**What you need to do**
Give back the entire listing verbatim.

**Dataset entries**
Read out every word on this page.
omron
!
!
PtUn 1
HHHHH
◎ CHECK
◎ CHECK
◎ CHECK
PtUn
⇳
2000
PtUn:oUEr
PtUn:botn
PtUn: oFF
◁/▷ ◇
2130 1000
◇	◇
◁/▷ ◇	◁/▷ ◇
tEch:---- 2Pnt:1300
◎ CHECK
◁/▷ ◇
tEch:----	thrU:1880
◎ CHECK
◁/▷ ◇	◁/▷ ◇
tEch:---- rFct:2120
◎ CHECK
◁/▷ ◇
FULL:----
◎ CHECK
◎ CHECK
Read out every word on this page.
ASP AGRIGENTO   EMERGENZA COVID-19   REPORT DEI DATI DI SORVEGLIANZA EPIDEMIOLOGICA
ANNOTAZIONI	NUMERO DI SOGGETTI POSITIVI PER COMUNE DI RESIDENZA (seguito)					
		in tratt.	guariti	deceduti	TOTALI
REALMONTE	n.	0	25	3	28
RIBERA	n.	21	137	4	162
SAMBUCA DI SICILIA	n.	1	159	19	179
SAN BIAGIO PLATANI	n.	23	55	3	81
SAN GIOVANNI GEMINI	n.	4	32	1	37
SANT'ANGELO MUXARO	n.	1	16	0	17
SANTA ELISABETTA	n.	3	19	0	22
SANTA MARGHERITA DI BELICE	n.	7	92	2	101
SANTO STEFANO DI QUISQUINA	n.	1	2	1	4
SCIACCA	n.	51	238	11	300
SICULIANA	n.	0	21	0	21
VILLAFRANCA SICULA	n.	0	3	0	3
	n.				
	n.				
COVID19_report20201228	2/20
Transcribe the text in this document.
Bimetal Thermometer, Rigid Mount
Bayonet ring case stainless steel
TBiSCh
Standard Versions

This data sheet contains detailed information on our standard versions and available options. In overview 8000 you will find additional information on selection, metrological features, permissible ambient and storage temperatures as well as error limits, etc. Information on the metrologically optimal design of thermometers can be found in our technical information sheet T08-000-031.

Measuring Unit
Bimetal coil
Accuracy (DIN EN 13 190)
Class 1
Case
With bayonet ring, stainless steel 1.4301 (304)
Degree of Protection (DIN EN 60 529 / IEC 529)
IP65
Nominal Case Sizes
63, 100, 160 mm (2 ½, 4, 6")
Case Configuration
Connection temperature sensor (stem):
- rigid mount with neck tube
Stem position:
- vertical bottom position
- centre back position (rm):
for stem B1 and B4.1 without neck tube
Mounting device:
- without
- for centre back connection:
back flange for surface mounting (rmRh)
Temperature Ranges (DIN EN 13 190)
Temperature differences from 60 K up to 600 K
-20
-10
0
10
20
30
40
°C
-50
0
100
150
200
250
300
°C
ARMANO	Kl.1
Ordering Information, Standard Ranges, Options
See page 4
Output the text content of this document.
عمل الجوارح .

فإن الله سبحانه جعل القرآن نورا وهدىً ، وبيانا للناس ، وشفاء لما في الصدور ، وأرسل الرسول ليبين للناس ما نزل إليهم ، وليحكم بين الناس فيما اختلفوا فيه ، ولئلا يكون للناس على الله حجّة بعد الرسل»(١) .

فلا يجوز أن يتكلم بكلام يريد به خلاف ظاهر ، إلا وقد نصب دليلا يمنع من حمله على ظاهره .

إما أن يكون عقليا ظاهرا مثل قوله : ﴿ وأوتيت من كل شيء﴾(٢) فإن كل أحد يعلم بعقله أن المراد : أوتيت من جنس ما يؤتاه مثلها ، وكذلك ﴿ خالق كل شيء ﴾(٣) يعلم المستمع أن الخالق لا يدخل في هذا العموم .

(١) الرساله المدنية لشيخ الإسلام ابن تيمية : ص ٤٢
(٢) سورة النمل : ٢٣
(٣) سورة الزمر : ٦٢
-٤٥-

**Output of the exercise**
Read out every word on this page.
omron
!
!
PtUn 1
HHHHH
◎ CHECK
◎ CHECK
◎ CHECK
PtUn
⇳
2000
PtUn:oUEr
PtUn:botn
PtUn: oFF
◁/▷ ◇
2130 1000
◇	◇
◁/▷ ◇	◁/▷ ◇
tEch:---- 2Pnt:1300
◎ CHECK
◁/▷ ◇
tEch:----	thrU:1880
◎ CHECK
◁/▷ ◇	◁/▷ ◇
tEch:---- rFct:2120
◎ CHECK
◁/▷ ◇
FULL:----
◎ CHECK
◎ CHECK
Read out every word on this page.
ASP AGRIGENTO   EMERGENZA COVID-19   REPORT DEI DATI DI SORVEGLIANZA EPIDEMIOLOGICA
ANNOTAZIONI	NUMERO DI SOGGETTI POSITIVI PER COMUNE DI RESIDENZA (seguito)					
		in tratt.	guariti	deceduti	TOTALI
REALMONTE	n.	0	25	3	28
RIBERA	n.	21	137	4	162
SAMBUCA DI SICILIA	n.	1	159	19	179
SAN BIAGIO PLATANI	n.	23	55	3	81
SAN GIOVANNI GEMINI	n.	4	32	1	37
SANT'ANGELO MUXARO	n.	1	16	0	17
SANTA ELISABETTA	n.	3	19	0	22
SANTA MARGHERITA DI BELICE	n.	7	92	2	101
SANTO STEFANO DI QUISQUINA	n.	1	2	1	4
SCIACCA	n.	51	238	11	300
SICULIANA	n.	0	21	0	21
VILLAFRANCA SICULA	n.	0	3	0	3
	n.				
	n.				
COVID19_report20201228	2/20
Transcribe the text in this document.
Bimetal Thermometer, Rigid Mount
Bayonet ring case stainless steel
TBiSCh
Standard Versions

This data sheet contains detailed information on our standard versions and available options. In overview 8000 you will find additional information on selection, metrological features, permissible ambient and storage temperatures as well as error limits, etc. Information on the metrologically optimal design of thermometers can be found in our technical information sheet T08-000-031.

Measuring Unit
Bimetal coil
Accuracy (DIN EN 13 190)
Class 1
Case
With bayonet ring, stainless steel 1.4301 (304)
Degree of Protection (DIN EN 60 529 / IEC 529)
IP65
Nominal Case Sizes
63, 100, 160 mm (2 ½, 4, 6")
Case Configuration
Connection temperature sensor (stem):
- rigid mount with neck tube
Stem position:
- vertical bottom position
- centre back position (rm):
for stem B1 and B4.1 without neck tube
Mounting device:
- without
- for centre back connection:
back flange for surface mounting (rmRh)
Temperature Ranges (DIN EN 13 190)
Temperature differences from 60 K up to 600 K
-20
-10
0
10
20
30
40
°C
-50
0
100
150
200
250
300
°C
ARMANO	Kl.1
Ordering Information, Standard Ranges, Options
See page 4
Output the text content of this document.
عمل الجوارح .

فإن الله سبحانه جعل القرآن نورا وهدىً ، وبيانا للناس ، وشفاء لما في الصدور ، وأرسل الرسول ليبين للناس ما نزل إليهم ، وليحكم بين الناس فيما اختلفوا فيه ، ولئلا يكون للناس على الله حجّة بعد الرسل»(١) .

فلا يجوز أن يتكلم بكلام يريد به خلاف ظاهر ، إلا وقد نصب دليلا يمنع من حمله على ظاهره .

إما أن يكون عقليا ظاهرا مثل قوله : ﴿ وأوتيت من كل شيء﴾(٢) فإن كل أحد يعلم بعقله أن المراد : أوتيت من جنس ما يؤتاه مثلها ، وكذلك ﴿ خالق كل شيء ﴾(٣) يعلم المستمع أن الخالق لا يدخل في هذا العموم .

(١) الرساله المدنية لشيخ الإسلام ابن تيمية : ص ٤٢
(٢) سورة النمل : ٢٣
(٣) سورة الزمر : ٦٢
-٤٥-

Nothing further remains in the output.